▸ **Problem statement**
Sort through the entries below and pull out lines containing the word "browser".
(Supplied entries begins)
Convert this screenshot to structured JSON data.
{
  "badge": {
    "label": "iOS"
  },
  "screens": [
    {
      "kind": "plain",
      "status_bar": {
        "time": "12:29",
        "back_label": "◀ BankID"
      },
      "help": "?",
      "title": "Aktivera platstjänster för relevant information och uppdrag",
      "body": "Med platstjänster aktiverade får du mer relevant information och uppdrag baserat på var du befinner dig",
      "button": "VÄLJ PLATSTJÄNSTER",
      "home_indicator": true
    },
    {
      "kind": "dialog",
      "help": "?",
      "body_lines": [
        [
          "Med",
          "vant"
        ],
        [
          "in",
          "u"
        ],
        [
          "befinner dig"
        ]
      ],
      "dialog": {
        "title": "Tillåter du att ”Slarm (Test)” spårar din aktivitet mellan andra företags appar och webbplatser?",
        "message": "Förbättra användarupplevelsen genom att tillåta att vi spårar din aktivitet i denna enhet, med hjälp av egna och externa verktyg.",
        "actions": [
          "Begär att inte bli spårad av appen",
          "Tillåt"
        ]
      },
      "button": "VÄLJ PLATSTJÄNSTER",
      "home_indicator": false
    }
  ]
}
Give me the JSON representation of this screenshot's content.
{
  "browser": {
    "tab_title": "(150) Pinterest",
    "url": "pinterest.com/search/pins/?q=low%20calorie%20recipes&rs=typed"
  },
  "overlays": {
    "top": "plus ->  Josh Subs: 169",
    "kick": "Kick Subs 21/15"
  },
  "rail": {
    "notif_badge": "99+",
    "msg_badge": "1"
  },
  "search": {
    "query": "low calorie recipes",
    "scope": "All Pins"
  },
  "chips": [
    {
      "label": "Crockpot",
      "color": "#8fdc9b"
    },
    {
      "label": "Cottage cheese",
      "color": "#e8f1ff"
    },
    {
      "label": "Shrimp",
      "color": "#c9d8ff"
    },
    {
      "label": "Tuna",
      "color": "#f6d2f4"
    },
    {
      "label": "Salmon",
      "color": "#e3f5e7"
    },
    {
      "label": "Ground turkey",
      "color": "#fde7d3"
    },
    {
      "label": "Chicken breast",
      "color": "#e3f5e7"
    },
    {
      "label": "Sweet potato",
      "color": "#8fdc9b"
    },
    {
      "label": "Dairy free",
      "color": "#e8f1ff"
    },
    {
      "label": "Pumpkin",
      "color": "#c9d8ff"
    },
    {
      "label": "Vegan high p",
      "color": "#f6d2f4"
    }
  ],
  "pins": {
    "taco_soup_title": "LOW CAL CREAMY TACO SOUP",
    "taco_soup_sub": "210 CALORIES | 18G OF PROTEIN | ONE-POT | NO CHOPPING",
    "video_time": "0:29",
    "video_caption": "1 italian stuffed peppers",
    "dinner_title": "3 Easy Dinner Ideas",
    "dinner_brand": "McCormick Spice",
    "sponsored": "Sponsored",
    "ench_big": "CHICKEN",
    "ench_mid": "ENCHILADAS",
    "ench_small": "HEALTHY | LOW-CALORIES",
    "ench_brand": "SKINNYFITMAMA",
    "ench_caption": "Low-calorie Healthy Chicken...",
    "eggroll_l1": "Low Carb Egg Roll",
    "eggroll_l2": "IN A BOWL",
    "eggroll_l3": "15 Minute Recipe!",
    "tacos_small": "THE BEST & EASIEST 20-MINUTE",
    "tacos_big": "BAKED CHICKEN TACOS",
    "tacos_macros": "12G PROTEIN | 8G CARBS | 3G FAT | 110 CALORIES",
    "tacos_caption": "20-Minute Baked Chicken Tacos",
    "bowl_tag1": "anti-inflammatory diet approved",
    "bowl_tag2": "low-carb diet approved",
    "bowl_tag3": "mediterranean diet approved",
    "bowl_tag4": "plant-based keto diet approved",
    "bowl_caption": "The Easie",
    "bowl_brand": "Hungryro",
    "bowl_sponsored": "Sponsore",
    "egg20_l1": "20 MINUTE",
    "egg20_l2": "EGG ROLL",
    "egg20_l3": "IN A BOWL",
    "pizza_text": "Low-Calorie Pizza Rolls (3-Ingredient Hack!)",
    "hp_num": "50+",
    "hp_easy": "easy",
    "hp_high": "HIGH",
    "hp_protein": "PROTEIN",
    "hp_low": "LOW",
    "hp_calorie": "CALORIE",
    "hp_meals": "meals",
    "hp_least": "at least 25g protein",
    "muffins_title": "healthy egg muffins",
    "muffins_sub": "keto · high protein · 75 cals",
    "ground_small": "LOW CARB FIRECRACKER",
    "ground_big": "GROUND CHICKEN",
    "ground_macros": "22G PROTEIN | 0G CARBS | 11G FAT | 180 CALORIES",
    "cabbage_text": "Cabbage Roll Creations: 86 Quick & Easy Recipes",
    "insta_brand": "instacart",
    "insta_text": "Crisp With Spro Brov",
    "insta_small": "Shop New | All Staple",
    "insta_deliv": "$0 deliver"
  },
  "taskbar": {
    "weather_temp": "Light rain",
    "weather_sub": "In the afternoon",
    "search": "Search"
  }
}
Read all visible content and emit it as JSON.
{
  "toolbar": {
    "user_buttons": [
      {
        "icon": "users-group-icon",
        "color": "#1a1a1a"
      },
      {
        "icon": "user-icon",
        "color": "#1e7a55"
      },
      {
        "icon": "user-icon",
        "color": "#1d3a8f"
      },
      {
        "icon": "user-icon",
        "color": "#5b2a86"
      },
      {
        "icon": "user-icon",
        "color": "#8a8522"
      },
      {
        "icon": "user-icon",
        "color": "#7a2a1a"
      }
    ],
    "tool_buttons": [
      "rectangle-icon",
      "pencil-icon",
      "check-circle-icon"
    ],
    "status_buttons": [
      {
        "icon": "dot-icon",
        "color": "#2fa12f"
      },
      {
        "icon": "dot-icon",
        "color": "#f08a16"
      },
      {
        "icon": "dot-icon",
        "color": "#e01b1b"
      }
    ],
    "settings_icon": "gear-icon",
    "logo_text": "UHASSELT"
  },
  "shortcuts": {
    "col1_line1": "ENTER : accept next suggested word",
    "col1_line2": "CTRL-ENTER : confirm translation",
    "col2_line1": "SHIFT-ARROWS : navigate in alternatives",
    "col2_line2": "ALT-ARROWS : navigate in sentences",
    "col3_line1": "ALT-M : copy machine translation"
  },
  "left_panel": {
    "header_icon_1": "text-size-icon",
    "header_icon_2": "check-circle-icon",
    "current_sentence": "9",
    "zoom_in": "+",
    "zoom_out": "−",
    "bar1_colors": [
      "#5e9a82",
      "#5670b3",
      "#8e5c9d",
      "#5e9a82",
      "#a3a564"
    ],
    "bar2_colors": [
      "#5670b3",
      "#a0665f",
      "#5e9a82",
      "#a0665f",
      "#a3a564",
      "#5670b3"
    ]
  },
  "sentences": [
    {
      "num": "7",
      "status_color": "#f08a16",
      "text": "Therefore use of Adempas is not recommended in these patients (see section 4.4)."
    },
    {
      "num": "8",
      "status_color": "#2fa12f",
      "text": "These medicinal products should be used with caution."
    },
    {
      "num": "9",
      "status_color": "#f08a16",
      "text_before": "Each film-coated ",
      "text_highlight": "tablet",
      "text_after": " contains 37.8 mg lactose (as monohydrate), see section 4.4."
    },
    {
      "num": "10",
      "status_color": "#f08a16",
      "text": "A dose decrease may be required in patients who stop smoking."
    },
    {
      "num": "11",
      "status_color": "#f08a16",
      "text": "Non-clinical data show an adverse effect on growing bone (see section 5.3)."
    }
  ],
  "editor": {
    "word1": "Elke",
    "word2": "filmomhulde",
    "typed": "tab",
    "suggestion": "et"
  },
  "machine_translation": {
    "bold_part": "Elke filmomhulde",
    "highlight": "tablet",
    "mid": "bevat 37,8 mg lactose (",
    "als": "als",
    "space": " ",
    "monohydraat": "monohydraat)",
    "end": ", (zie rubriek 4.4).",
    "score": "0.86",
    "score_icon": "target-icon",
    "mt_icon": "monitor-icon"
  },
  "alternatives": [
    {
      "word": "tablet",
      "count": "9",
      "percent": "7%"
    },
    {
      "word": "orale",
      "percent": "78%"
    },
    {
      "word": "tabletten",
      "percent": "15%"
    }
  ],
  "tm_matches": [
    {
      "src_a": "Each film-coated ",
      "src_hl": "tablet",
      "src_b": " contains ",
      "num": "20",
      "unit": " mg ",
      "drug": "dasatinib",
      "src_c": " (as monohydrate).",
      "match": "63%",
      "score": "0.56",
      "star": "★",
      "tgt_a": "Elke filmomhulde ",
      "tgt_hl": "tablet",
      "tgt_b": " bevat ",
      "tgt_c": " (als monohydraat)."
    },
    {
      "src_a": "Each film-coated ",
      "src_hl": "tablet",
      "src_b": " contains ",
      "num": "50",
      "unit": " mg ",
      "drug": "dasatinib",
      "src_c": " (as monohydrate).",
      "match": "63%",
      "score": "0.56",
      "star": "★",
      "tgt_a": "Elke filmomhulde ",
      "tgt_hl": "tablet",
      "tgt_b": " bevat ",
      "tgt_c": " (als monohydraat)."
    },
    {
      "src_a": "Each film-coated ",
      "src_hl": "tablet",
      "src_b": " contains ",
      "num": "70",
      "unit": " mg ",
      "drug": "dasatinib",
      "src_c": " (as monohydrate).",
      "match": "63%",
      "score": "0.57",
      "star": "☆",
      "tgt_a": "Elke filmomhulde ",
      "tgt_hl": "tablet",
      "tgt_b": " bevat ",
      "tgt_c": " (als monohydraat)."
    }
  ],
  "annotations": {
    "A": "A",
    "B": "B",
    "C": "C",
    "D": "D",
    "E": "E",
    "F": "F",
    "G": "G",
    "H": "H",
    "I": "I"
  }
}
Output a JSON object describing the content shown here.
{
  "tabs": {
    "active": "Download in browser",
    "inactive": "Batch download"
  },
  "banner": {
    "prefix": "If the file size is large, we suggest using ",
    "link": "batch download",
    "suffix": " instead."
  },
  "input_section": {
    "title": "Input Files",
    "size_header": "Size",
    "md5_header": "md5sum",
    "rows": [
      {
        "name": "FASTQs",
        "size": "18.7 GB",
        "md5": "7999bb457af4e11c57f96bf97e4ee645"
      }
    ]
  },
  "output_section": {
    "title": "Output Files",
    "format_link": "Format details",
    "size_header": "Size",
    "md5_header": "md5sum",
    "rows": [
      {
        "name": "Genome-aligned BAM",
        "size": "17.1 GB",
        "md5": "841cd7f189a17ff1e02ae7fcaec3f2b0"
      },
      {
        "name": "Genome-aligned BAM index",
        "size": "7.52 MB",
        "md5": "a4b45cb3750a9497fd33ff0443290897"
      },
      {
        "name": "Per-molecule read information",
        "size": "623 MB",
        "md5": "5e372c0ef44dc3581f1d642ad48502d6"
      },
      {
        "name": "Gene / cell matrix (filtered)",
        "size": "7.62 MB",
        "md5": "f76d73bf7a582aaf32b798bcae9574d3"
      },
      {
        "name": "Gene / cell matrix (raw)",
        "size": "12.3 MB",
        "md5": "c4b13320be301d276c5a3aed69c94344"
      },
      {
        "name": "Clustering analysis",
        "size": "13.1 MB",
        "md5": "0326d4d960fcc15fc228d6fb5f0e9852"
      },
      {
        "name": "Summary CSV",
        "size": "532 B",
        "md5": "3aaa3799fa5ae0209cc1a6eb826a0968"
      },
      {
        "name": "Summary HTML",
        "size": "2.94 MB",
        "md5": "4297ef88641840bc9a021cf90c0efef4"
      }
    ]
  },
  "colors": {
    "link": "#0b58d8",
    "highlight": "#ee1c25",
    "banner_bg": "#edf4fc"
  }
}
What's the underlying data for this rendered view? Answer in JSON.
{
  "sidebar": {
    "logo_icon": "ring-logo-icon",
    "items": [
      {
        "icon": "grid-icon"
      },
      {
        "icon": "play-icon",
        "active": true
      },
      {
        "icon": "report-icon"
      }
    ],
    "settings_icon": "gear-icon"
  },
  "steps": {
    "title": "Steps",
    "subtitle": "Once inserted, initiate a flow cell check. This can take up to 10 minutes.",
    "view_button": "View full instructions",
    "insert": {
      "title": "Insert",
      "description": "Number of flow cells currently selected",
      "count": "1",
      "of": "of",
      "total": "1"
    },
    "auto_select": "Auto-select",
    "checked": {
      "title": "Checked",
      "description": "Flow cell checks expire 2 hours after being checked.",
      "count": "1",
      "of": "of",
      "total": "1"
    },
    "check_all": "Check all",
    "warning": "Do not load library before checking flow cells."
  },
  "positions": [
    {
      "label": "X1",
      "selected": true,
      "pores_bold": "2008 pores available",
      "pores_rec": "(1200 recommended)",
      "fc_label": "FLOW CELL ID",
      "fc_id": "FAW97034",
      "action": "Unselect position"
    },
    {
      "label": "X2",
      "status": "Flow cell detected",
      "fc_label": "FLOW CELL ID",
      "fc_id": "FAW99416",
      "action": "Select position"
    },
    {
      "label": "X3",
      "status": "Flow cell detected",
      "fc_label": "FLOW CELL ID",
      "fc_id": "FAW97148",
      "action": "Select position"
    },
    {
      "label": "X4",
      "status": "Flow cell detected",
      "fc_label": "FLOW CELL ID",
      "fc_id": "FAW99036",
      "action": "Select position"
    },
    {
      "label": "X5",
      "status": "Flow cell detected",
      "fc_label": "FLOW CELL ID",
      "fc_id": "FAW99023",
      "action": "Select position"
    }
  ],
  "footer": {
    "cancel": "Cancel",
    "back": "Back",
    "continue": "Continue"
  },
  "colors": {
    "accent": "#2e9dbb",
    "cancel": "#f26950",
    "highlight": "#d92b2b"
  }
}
(Supplied entries ends)
▸ **Problem solution**
  "browser": {
    "active": "Download in browser",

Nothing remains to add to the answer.